__What to produce__.
Leaving out the pictures, retype all the material exactly.

─── Task inputs

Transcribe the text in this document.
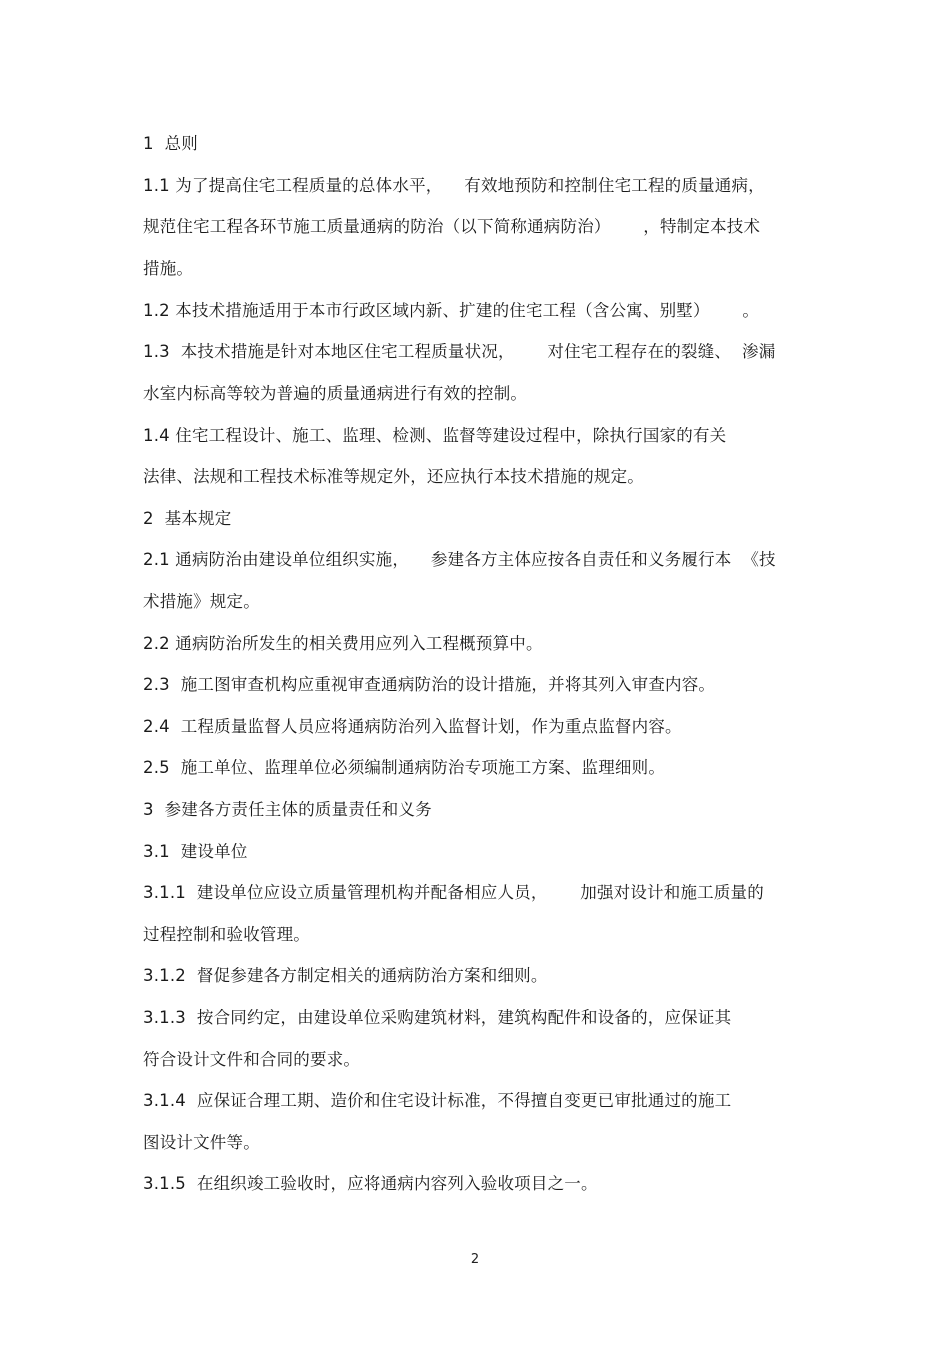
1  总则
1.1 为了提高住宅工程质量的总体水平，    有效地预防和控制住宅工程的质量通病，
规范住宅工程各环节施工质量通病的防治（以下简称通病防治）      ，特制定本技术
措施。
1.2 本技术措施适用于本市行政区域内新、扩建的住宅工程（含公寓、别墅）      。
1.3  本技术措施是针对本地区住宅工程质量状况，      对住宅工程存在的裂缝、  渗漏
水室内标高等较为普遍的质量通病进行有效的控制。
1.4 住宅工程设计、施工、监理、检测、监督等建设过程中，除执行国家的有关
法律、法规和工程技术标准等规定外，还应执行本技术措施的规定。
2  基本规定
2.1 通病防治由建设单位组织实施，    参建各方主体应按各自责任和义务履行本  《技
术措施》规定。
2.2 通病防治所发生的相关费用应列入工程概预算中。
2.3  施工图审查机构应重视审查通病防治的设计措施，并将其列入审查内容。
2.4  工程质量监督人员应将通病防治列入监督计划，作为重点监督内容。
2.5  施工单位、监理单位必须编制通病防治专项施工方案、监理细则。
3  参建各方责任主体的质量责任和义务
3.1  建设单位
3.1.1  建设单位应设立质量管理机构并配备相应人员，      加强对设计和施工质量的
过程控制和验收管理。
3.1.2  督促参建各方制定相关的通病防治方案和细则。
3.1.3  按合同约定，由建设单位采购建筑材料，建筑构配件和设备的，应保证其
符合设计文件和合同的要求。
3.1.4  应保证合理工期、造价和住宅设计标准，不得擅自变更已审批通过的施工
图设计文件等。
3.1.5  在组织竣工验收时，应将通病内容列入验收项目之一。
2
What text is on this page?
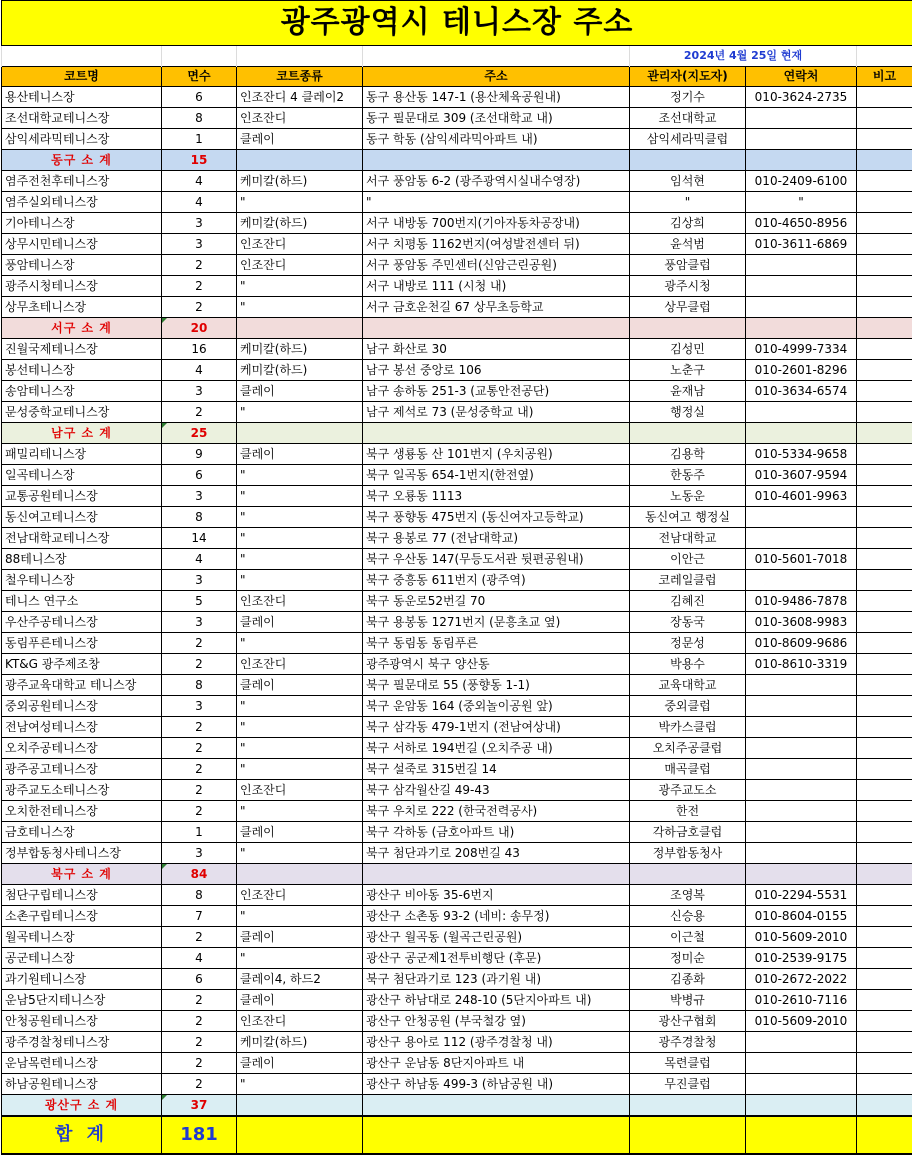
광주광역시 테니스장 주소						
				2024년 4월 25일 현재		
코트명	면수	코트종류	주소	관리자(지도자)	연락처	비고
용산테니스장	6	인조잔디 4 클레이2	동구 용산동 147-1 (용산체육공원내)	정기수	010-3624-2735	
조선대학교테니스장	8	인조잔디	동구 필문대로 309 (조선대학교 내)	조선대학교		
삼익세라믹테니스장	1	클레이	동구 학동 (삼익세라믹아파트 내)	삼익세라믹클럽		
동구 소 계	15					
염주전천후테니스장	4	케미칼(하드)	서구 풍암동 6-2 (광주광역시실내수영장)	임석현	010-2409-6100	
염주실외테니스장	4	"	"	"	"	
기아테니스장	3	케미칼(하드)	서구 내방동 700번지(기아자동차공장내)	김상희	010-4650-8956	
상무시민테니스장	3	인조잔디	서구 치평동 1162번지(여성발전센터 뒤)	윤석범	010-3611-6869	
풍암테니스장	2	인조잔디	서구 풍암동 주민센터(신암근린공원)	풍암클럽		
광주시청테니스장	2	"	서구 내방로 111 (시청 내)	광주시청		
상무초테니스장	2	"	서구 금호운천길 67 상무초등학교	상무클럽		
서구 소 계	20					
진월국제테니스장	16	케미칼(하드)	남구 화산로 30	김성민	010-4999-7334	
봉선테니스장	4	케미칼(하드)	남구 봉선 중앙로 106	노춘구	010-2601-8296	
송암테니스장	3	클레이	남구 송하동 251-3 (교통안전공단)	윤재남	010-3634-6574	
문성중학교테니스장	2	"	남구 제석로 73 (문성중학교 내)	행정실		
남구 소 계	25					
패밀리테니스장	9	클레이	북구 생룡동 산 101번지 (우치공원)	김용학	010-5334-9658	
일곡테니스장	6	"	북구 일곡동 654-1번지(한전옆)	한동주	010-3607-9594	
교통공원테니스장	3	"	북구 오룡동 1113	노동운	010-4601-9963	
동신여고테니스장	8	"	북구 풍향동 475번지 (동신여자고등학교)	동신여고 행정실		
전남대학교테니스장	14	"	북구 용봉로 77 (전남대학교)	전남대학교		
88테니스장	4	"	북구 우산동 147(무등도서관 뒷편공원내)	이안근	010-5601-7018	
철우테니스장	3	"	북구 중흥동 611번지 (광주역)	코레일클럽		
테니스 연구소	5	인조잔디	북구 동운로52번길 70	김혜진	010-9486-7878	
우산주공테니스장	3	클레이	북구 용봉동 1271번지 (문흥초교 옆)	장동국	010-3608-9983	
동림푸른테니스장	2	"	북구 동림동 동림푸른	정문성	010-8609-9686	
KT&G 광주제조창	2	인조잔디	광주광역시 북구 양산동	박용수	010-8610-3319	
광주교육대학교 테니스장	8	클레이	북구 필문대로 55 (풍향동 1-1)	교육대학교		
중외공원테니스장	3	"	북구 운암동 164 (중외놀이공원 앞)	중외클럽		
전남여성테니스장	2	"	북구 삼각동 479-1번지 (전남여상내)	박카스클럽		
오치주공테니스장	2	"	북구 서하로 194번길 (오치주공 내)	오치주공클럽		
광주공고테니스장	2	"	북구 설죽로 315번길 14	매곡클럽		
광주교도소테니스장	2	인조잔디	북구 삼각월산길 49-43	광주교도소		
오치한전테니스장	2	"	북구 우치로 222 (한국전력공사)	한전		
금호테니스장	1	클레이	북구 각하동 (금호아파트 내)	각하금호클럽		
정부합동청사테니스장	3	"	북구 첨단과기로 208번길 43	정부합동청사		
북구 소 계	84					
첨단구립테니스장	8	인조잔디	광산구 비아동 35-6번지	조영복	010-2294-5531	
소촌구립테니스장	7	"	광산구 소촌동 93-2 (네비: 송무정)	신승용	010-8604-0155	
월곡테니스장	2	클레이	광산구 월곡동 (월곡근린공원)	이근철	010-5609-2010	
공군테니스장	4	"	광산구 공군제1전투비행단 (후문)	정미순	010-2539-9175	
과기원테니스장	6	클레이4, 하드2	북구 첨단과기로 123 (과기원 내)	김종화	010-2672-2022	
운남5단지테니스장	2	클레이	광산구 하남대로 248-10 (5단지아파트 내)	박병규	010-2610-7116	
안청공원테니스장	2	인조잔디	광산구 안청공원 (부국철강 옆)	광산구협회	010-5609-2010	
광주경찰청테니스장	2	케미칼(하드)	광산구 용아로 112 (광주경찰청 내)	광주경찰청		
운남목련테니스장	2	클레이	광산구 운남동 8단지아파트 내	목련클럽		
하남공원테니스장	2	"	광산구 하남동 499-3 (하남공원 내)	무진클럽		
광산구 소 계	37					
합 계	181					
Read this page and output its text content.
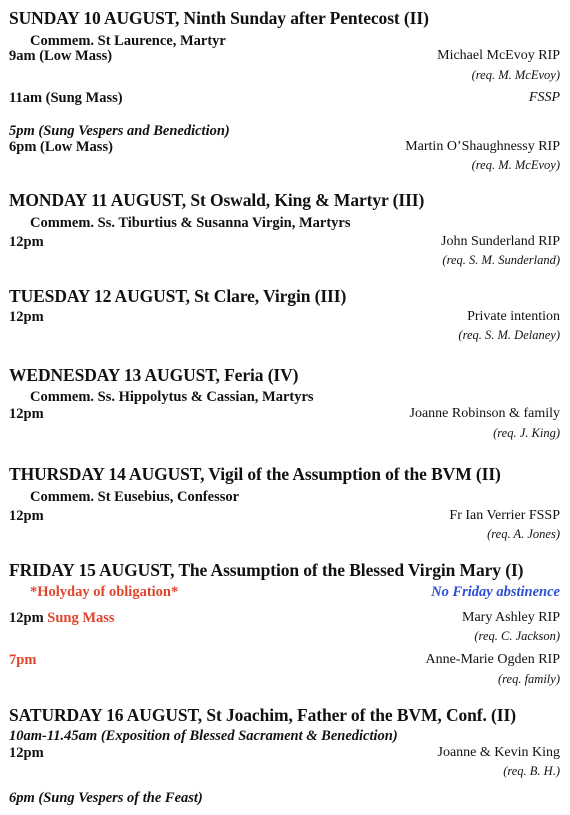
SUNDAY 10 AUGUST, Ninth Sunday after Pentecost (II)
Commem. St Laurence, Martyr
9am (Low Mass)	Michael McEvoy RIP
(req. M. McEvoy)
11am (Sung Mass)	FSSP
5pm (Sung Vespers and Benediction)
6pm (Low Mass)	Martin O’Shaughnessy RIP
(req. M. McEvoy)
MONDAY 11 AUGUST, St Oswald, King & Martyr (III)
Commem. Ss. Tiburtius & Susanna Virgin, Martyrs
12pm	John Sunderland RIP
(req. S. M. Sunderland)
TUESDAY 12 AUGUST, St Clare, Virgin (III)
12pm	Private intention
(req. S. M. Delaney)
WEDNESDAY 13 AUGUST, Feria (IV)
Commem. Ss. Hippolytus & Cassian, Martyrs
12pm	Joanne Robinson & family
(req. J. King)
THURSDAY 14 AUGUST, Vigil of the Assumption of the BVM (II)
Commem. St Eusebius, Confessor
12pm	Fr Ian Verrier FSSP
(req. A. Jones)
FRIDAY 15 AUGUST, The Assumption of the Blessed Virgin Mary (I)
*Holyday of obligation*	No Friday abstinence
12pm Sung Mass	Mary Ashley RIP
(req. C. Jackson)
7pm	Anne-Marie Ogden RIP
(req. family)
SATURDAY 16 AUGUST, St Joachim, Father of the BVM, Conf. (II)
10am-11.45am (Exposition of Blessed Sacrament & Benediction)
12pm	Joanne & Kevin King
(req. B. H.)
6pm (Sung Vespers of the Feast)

──────

__Correct answer__.
Transcribe the text in this document.
1  总则
1.1 为了提高住宅工程质量的总体水平，    有效地预防和控制住宅工程的质量通病，
规范住宅工程各环节施工质量通病的防治（以下简称通病防治）      ，特制定本技术
措施。
1.2 本技术措施适用于本市行政区域内新、扩建的住宅工程（含公寓、别墅）      。
1.3  本技术措施是针对本地区住宅工程质量状况，      对住宅工程存在的裂缝、  渗漏
水室内标高等较为普遍的质量通病进行有效的控制。
1.4 住宅工程设计、施工、监理、检测、监督等建设过程中，除执行国家的有关
法律、法规和工程技术标准等规定外，还应执行本技术措施的规定。
2  基本规定
2.1 通病防治由建设单位组织实施，    参建各方主体应按各自责任和义务履行本  《技
术措施》规定。
2.2 通病防治所发生的相关费用应列入工程概预算中。
2.3  施工图审查机构应重视审查通病防治的设计措施，并将其列入审查内容。
2.4  工程质量监督人员应将通病防治列入监督计划，作为重点监督内容。
2.5  施工单位、监理单位必须编制通病防治专项施工方案、监理细则。
3  参建各方责任主体的质量责任和义务
3.1  建设单位
3.1.1  建设单位应设立质量管理机构并配备相应人员，      加强对设计和施工质量的
过程控制和验收管理。
3.1.2  督促参建各方制定相关的通病防治方案和细则。
3.1.3  按合同约定，由建设单位采购建筑材料，建筑构配件和设备的，应保证其
符合设计文件和合同的要求。
3.1.4  应保证合理工期、造价和住宅设计标准，不得擅自变更已审批通过的施工
图设计文件等。
3.1.5  在组织竣工验收时，应将通病内容列入验收项目之一。
2
What text is on this page?
광주광역시 테니스장 주소						
				2024년 4월 25일 현재		
코트명	면수	코트종류	주소	관리자(지도자)	연락처	비고
용산테니스장	6	인조잔디 4 클레이2	동구 용산동 147-1 (용산체육공원내)	정기수	010-3624-2735	
조선대학교테니스장	8	인조잔디	동구 필문대로 309 (조선대학교 내)	조선대학교		
삼익세라믹테니스장	1	클레이	동구 학동 (삼익세라믹아파트 내)	삼익세라믹클럽		
동구 소 계	15					
염주전천후테니스장	4	케미칼(하드)	서구 풍암동 6-2 (광주광역시실내수영장)	임석현	010-2409-6100	
염주실외테니스장	4	"	"	"	"	
기아테니스장	3	케미칼(하드)	서구 내방동 700번지(기아자동차공장내)	김상희	010-4650-8956	
상무시민테니스장	3	인조잔디	서구 치평동 1162번지(여성발전센터 뒤)	윤석범	010-3611-6869	
풍암테니스장	2	인조잔디	서구 풍암동 주민센터(신암근린공원)	풍암클럽		
광주시청테니스장	2	"	서구 내방로 111 (시청 내)	광주시청		
상무초테니스장	2	"	서구 금호운천길 67 상무초등학교	상무클럽		
서구 소 계	20					
진월국제테니스장	16	케미칼(하드)	남구 화산로 30	김성민	010-4999-7334	
봉선테니스장	4	케미칼(하드)	남구 봉선 중앙로 106	노춘구	010-2601-8296	
송암테니스장	3	클레이	남구 송하동 251-3 (교통안전공단)	윤재남	010-3634-6574	
문성중학교테니스장	2	"	남구 제석로 73 (문성중학교 내)	행정실		
남구 소 계	25					
패밀리테니스장	9	클레이	북구 생룡동 산 101번지 (우치공원)	김용학	010-5334-9658	
일곡테니스장	6	"	북구 일곡동 654-1번지(한전옆)	한동주	010-3607-9594	
교통공원테니스장	3	"	북구 오룡동 1113	노동운	010-4601-9963	
동신여고테니스장	8	"	북구 풍향동 475번지 (동신여자고등학교)	동신여고 행정실		
전남대학교테니스장	14	"	북구 용봉로 77 (전남대학교)	전남대학교		
88테니스장	4	"	북구 우산동 147(무등도서관 뒷편공원내)	이안근	010-5601-7018	
철우테니스장	3	"	북구 중흥동 611번지 (광주역)	코레일클럽		
테니스 연구소	5	인조잔디	북구 동운로52번길 70	김혜진	010-9486-7878	
우산주공테니스장	3	클레이	북구 용봉동 1271번지 (문흥초교 옆)	장동국	010-3608-9983	
동림푸른테니스장	2	"	북구 동림동 동림푸른	정문성	010-8609-9686	
KT&G 광주제조창	2	인조잔디	광주광역시 북구 양산동	박용수	010-8610-3319	
광주교육대학교 테니스장	8	클레이	북구 필문대로 55 (풍향동 1-1)	교육대학교		
중외공원테니스장	3	"	북구 운암동 164 (중외놀이공원 앞)	중외클럽		
전남여성테니스장	2	"	북구 삼각동 479-1번지 (전남여상내)	박카스클럽		
오치주공테니스장	2	"	북구 서하로 194번길 (오치주공 내)	오치주공클럽		
광주공고테니스장	2	"	북구 설죽로 315번길 14	매곡클럽		
광주교도소테니스장	2	인조잔디	북구 삼각월산길 49-43	광주교도소		
오치한전테니스장	2	"	북구 우치로 222 (한국전력공사)	한전		
금호테니스장	1	클레이	북구 각하동 (금호아파트 내)	각하금호클럽		
정부합동청사테니스장	3	"	북구 첨단과기로 208번길 43	정부합동청사		
북구 소 계	84					
첨단구립테니스장	8	인조잔디	광산구 비아동 35-6번지	조영복	010-2294-5531	
소촌구립테니스장	7	"	광산구 소촌동 93-2 (네비: 송무정)	신승용	010-8604-0155	
월곡테니스장	2	클레이	광산구 월곡동 (월곡근린공원)	이근철	010-5609-2010	
공군테니스장	4	"	광산구 공군제1전투비행단 (후문)	정미순	010-2539-9175	
과기원테니스장	6	클레이4, 하드2	북구 첨단과기로 123 (과기원 내)	김종화	010-2672-2022	
운남5단지테니스장	2	클레이	광산구 하남대로 248-10 (5단지아파트 내)	박병규	010-2610-7116	
안청공원테니스장	2	인조잔디	광산구 안청공원 (부국철강 옆)	광산구협회	010-5609-2010	
광주경찰청테니스장	2	케미칼(하드)	광산구 용아로 112 (광주경찰청 내)	광주경찰청		
운남목련테니스장	2	클레이	광산구 운남동 8단지아파트 내	목련클럽		
하남공원테니스장	2	"	광산구 하남동 499-3 (하남공원 내)	무진클럽		
광산구 소 계	37					
합 계	181					
Read this page and output its text content.
SUNDAY 10 AUGUST, Ninth Sunday after Pentecost (II)
Commem. St Laurence, Martyr
9am (Low Mass)	Michael McEvoy RIP
(req. M. McEvoy)
11am (Sung Mass)	FSSP
5pm (Sung Vespers and Benediction)
6pm (Low Mass)	Martin O’Shaughnessy RIP
(req. M. McEvoy)
MONDAY 11 AUGUST, St Oswald, King & Martyr (III)
Commem. Ss. Tiburtius & Susanna Virgin, Martyrs
12pm	John Sunderland RIP
(req. S. M. Sunderland)
TUESDAY 12 AUGUST, St Clare, Virgin (III)
12pm	Private intention
(req. S. M. Delaney)
WEDNESDAY 13 AUGUST, Feria (IV)
Commem. Ss. Hippolytus & Cassian, Martyrs
12pm	Joanne Robinson & family
(req. J. King)
THURSDAY 14 AUGUST, Vigil of the Assumption of the BVM (II)
Commem. St Eusebius, Confessor
12pm	Fr Ian Verrier FSSP
(req. A. Jones)
FRIDAY 15 AUGUST, The Assumption of the Blessed Virgin Mary (I)
*Holyday of obligation*	No Friday abstinence
12pm Sung Mass	Mary Ashley RIP
(req. C. Jackson)
7pm	Anne-Marie Ogden RIP
(req. family)
SATURDAY 16 AUGUST, St Joachim, Father of the BVM, Conf. (II)
10am-11.45am (Exposition of Blessed Sacrament & Benediction)
12pm	Joanne & Kevin King
(req. B. H.)
6pm (Sung Vespers of the Feast)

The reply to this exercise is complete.